Records provided:
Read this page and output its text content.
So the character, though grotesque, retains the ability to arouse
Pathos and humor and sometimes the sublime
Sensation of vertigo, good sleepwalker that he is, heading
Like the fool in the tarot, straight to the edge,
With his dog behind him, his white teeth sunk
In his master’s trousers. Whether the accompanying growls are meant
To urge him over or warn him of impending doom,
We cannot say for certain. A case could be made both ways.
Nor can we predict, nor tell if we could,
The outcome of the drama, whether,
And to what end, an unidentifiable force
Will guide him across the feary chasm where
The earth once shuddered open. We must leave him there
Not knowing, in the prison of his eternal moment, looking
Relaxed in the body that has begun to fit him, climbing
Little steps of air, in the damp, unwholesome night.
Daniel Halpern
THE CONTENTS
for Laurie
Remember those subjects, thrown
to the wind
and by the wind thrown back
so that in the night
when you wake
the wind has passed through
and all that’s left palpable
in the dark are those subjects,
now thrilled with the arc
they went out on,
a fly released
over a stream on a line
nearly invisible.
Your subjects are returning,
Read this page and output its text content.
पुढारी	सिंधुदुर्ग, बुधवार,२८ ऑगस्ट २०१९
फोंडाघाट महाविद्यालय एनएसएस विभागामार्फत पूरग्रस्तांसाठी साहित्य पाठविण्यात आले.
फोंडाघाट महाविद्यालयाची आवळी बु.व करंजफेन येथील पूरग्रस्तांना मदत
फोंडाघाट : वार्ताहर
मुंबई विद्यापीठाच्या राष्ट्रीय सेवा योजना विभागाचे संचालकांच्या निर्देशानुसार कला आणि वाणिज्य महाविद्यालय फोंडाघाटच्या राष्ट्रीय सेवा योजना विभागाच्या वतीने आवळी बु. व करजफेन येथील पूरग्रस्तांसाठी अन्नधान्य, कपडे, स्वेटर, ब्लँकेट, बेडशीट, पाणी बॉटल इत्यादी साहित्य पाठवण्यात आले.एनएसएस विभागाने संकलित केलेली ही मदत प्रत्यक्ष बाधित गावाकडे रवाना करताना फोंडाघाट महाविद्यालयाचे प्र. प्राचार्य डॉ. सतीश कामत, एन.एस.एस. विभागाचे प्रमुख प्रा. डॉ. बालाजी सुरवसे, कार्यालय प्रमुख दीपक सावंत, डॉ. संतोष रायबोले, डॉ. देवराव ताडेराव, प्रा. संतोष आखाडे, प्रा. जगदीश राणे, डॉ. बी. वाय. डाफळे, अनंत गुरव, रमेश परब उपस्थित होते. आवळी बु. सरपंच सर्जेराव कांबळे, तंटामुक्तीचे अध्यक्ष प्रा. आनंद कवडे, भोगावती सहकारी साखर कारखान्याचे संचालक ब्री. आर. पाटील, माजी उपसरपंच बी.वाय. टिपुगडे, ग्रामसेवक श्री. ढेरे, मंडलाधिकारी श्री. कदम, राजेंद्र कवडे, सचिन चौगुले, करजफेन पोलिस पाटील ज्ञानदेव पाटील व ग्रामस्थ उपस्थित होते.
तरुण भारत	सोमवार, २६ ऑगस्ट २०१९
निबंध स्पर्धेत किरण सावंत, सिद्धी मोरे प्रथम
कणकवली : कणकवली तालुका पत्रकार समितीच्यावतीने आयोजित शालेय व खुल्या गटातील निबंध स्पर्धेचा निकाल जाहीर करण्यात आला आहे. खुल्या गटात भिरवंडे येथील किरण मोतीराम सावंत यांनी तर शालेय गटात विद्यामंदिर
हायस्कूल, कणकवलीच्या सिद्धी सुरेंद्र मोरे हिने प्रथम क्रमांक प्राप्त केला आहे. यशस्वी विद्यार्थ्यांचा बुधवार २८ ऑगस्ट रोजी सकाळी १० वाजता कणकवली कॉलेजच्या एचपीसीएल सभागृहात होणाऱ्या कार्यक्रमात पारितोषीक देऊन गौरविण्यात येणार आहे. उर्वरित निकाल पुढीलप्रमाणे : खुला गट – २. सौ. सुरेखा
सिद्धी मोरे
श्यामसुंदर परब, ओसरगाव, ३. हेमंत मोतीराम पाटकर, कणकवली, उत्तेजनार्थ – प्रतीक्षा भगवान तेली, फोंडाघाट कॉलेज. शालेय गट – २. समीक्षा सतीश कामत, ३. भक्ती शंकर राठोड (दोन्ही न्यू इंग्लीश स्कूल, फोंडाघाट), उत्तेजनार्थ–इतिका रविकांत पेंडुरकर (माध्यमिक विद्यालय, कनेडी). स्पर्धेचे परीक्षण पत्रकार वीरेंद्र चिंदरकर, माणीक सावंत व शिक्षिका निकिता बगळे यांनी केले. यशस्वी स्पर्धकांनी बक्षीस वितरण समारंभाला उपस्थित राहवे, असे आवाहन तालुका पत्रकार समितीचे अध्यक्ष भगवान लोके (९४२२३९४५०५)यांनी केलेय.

Instructions for the task: Reproduce the records above exactly as they appear.

Output of the exercise:
Read this page and output its text content.
So the character, though grotesque, retains the ability to arouse
Pathos and humor and sometimes the sublime
Sensation of vertigo, good sleepwalker that he is, heading
Like the fool in the tarot, straight to the edge,
With his dog behind him, his white teeth sunk
In his master’s trousers. Whether the accompanying growls are meant
To urge him over or warn him of impending doom,
We cannot say for certain. A case could be made both ways.
Nor can we predict, nor tell if we could,
The outcome of the drama, whether,
And to what end, an unidentifiable force
Will guide him across the feary chasm where
The earth once shuddered open. We must leave him there
Not knowing, in the prison of his eternal moment, looking
Relaxed in the body that has begun to fit him, climbing
Little steps of air, in the damp, unwholesome night.
Daniel Halpern
THE CONTENTS
for Laurie
Remember those subjects, thrown
to the wind
and by the wind thrown back
so that in the night
when you wake
the wind has passed through
and all that’s left palpable
in the dark are those subjects,
now thrilled with the arc
they went out on,
a fly released
over a stream on a line
nearly invisible.
Your subjects are returning,
Read this page and output its text content.
पुढारी	सिंधुदुर्ग, बुधवार,२८ ऑगस्ट २०१९
फोंडाघाट महाविद्यालय एनएसएस विभागामार्फत पूरग्रस्तांसाठी साहित्य पाठविण्यात आले.
फोंडाघाट महाविद्यालयाची आवळी बु.व करंजफेन येथील पूरग्रस्तांना मदत
फोंडाघाट : वार्ताहर
मुंबई विद्यापीठाच्या राष्ट्रीय सेवा योजना विभागाचे संचालकांच्या निर्देशानुसार कला आणि वाणिज्य महाविद्यालय फोंडाघाटच्या राष्ट्रीय सेवा योजना विभागाच्या वतीने आवळी बु. व करजफेन येथील पूरग्रस्तांसाठी अन्नधान्य, कपडे, स्वेटर, ब्लँकेट, बेडशीट, पाणी बॉटल इत्यादी साहित्य पाठवण्यात आले.एनएसएस विभागाने संकलित केलेली ही मदत प्रत्यक्ष बाधित गावाकडे रवाना करताना फोंडाघाट महाविद्यालयाचे प्र. प्राचार्य डॉ. सतीश कामत, एन.एस.एस. विभागाचे प्रमुख प्रा. डॉ. बालाजी सुरवसे, कार्यालय प्रमुख दीपक सावंत, डॉ. संतोष रायबोले, डॉ. देवराव ताडेराव, प्रा. संतोष आखाडे, प्रा. जगदीश राणे, डॉ. बी. वाय. डाफळे, अनंत गुरव, रमेश परब उपस्थित होते. आवळी बु. सरपंच सर्जेराव कांबळे, तंटामुक्तीचे अध्यक्ष प्रा. आनंद कवडे, भोगावती सहकारी साखर कारखान्याचे संचालक ब्री. आर. पाटील, माजी उपसरपंच बी.वाय. टिपुगडे, ग्रामसेवक श्री. ढेरे, मंडलाधिकारी श्री. कदम, राजेंद्र कवडे, सचिन चौगुले, करजफेन पोलिस पाटील ज्ञानदेव पाटील व ग्रामस्थ उपस्थित होते.
तरुण भारत	सोमवार, २६ ऑगस्ट २०१९
निबंध स्पर्धेत किरण सावंत, सिद्धी मोरे प्रथम
कणकवली : कणकवली तालुका पत्रकार समितीच्यावतीने आयोजित शालेय व खुल्या गटातील निबंध स्पर्धेचा निकाल जाहीर करण्यात आला आहे. खुल्या गटात भिरवंडे येथील किरण मोतीराम सावंत यांनी तर शालेय गटात विद्यामंदिर
हायस्कूल, कणकवलीच्या सिद्धी सुरेंद्र मोरे हिने प्रथम क्रमांक प्राप्त केला आहे. यशस्वी विद्यार्थ्यांचा बुधवार २८ ऑगस्ट रोजी सकाळी १० वाजता कणकवली कॉलेजच्या एचपीसीएल सभागृहात होणाऱ्या कार्यक्रमात पारितोषीक देऊन गौरविण्यात येणार आहे. उर्वरित निकाल पुढीलप्रमाणे : खुला गट – २. सौ. सुरेखा
सिद्धी मोरे
श्यामसुंदर परब, ओसरगाव, ३. हेमंत मोतीराम पाटकर, कणकवली, उत्तेजनार्थ – प्रतीक्षा भगवान तेली, फोंडाघाट कॉलेज. शालेय गट – २. समीक्षा सतीश कामत, ३. भक्ती शंकर राठोड (दोन्ही न्यू इंग्लीश स्कूल, फोंडाघाट), उत्तेजनार्थ–इतिका रविकांत पेंडुरकर (माध्यमिक विद्यालय, कनेडी). स्पर्धेचे परीक्षण पत्रकार वीरेंद्र चिंदरकर, माणीक सावंत व शिक्षिका निकिता बगळे यांनी केले. यशस्वी स्पर्धकांनी बक्षीस वितरण समारंभाला उपस्थित राहवे, असे आवाहन तालुका पत्रकार समितीचे अध्यक्ष भगवान लोके (९४२२३९४५०५)यांनी केलेय.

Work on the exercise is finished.